Look through the lines below and extract each one that contains "Family".

-- Begin Given data --

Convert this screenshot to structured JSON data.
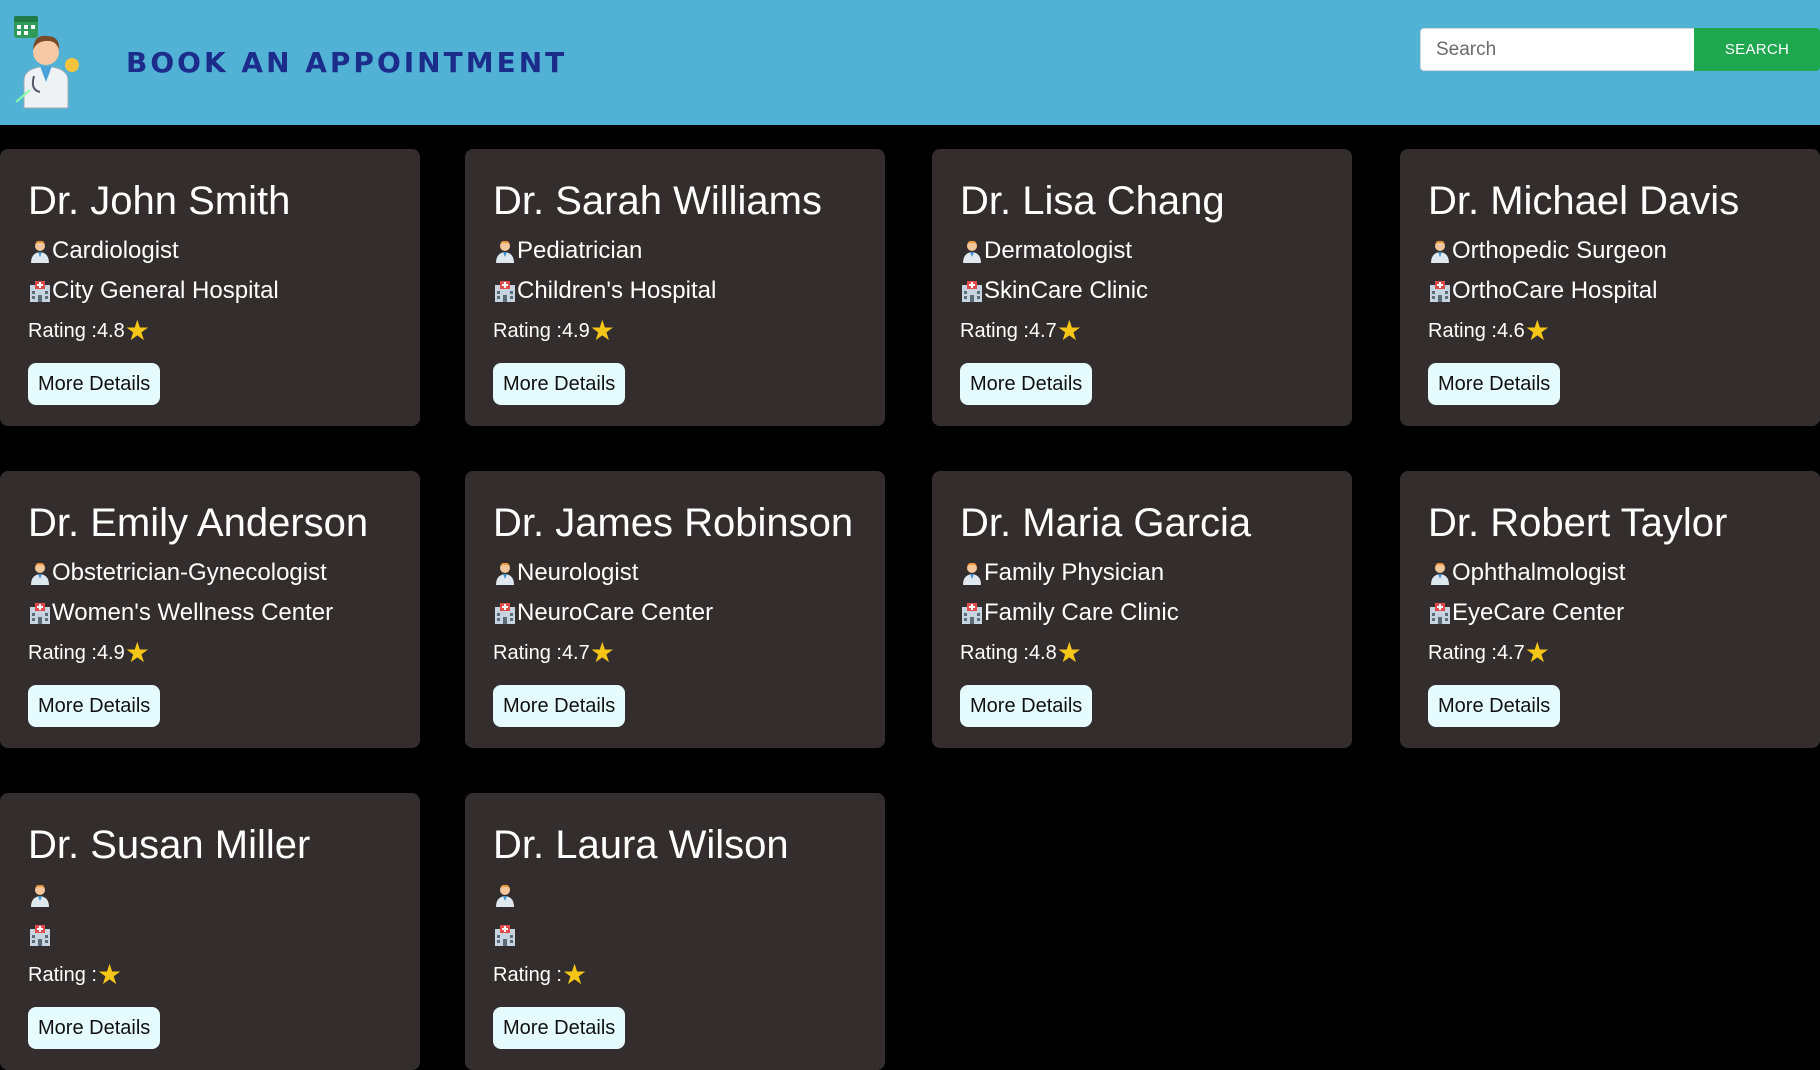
{
  "header": {
    "brand": "BOOK AN APPOINTMENT",
    "search_placeholder": "Search",
    "search_button": "SEARCH",
    "colors": {
      "background": "#52b2d5",
      "brand": "#1b2c8a",
      "search_button": "#1fa74f"
    }
  },
  "labels": {
    "rating_prefix": "Rating : ",
    "details_button": "More Details"
  },
  "doctors": [
    {
      "name": "Dr. John Smith",
      "specialty": "Cardiologist",
      "hospital": "City General Hospital",
      "rating": "4.8"
    },
    {
      "name": "Dr. Sarah Williams",
      "specialty": "Pediatrician",
      "hospital": "Children's Hospital",
      "rating": "4.9"
    },
    {
      "name": "Dr. Lisa Chang",
      "specialty": "Dermatologist",
      "hospital": "SkinCare Clinic",
      "rating": "4.7"
    },
    {
      "name": "Dr. Michael Davis",
      "specialty": "Orthopedic Surgeon",
      "hospital": "OrthoCare Hospital",
      "rating": "4.6"
    },
    {
      "name": "Dr. Emily Anderson",
      "specialty": "Obstetrician-Gynecologist",
      "hospital": "Women's Wellness Center",
      "rating": "4.9"
    },
    {
      "name": "Dr. James Robinson",
      "specialty": "Neurologist",
      "hospital": "NeuroCare Center",
      "rating": "4.7"
    },
    {
      "name": "Dr. Maria Garcia",
      "specialty": "Family Physician",
      "hospital": "Family Care Clinic",
      "rating": "4.8"
    },
    {
      "name": "Dr. Robert Taylor",
      "specialty": "Ophthalmologist",
      "hospital": "EyeCare Center",
      "rating": "4.7"
    },
    {
      "name": "Dr. Susan Miller",
      "specialty": "",
      "hospital": "",
      "rating": ""
    },
    {
      "name": "Dr. Laura Wilson",
      "specialty": "",
      "hospital": "",
      "rating": ""
    }
  ],
  "icons": {
    "specialty": "doctor-icon",
    "hospital": "hospital-icon",
    "rating": "star-icon"
  }
}
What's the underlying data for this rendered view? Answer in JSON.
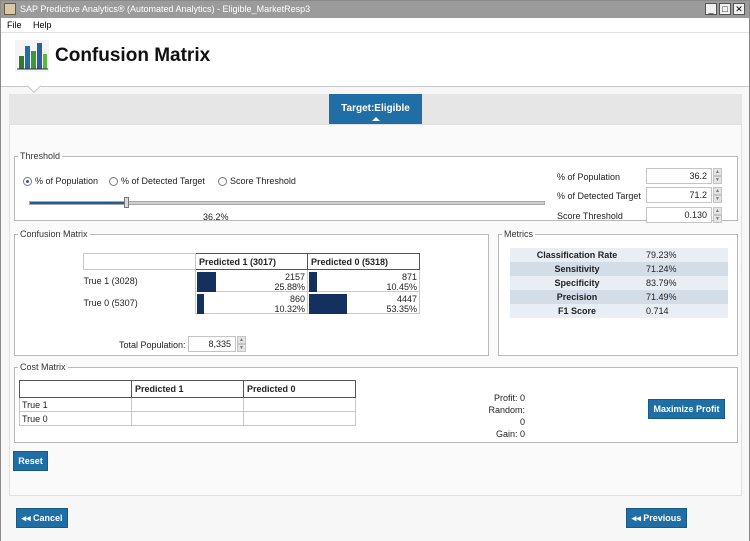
{
  "window": {
    "title": "SAP Predictive Analytics® (Automated Analytics) - Eligible_MarketResp3"
  },
  "menu": {
    "file": "File",
    "help": "Help"
  },
  "header": {
    "title": "Confusion Matrix"
  },
  "tab": {
    "label": "Target:Eligible"
  },
  "threshold": {
    "legend": "Threshold",
    "radios": [
      "% of Population",
      "% of Detected Target",
      "Score Threshold"
    ],
    "selected": 0,
    "slider": {
      "value_label": "36.2%",
      "fraction": 0.362
    },
    "fields": [
      {
        "label": "% of Population",
        "value": "36.2"
      },
      {
        "label": "% of Detected Target",
        "value": "71.2"
      },
      {
        "label": "Score Threshold",
        "value": "0.130"
      }
    ]
  },
  "confusion": {
    "legend": "Confusion Matrix",
    "col_headers": [
      "Predicted 1  (3017)",
      "Predicted 0  (5318)"
    ],
    "rows": [
      {
        "label": "True 1  (3028)",
        "cells": [
          {
            "count": "2157",
            "pct": "25.88%",
            "fraction": 0.2588
          },
          {
            "count": "871",
            "pct": "10.45%",
            "fraction": 0.1045
          }
        ]
      },
      {
        "label": "True 0  (5307)",
        "cells": [
          {
            "count": "860",
            "pct": "10.32%",
            "fraction": 0.1032
          },
          {
            "count": "4447",
            "pct": "53.35%",
            "fraction": 0.5335
          }
        ]
      }
    ],
    "total_label": "Total Population:",
    "total_value": "8,335"
  },
  "metrics": {
    "legend": "Metrics",
    "items": [
      {
        "name": "Classification Rate",
        "value": "79.23%"
      },
      {
        "name": "Sensitivity",
        "value": "71.24%"
      },
      {
        "name": "Specificity",
        "value": "83.79%"
      },
      {
        "name": "Precision",
        "value": "71.49%"
      },
      {
        "name": "F1 Score",
        "value": "0.714"
      }
    ]
  },
  "cost": {
    "legend": "Cost Matrix",
    "col_headers": [
      "Predicted 1",
      "Predicted 0"
    ],
    "rows": [
      "True 1",
      "True 0"
    ],
    "profit": "Profit: 0",
    "random": "Random: 0",
    "gain": "Gain:  0",
    "maximize_label": "Maximize Profit"
  },
  "buttons": {
    "reset": "Reset",
    "cancel": "◂◂ Cancel",
    "previous": "◂◂ Previous"
  },
  "colors": {
    "accent": "#1f6fa6",
    "bar": "#13305e"
  }
}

-- End Given data --

Written response>
      "specialty": "Family Physician",
      "hospital": "Family Care Clinic",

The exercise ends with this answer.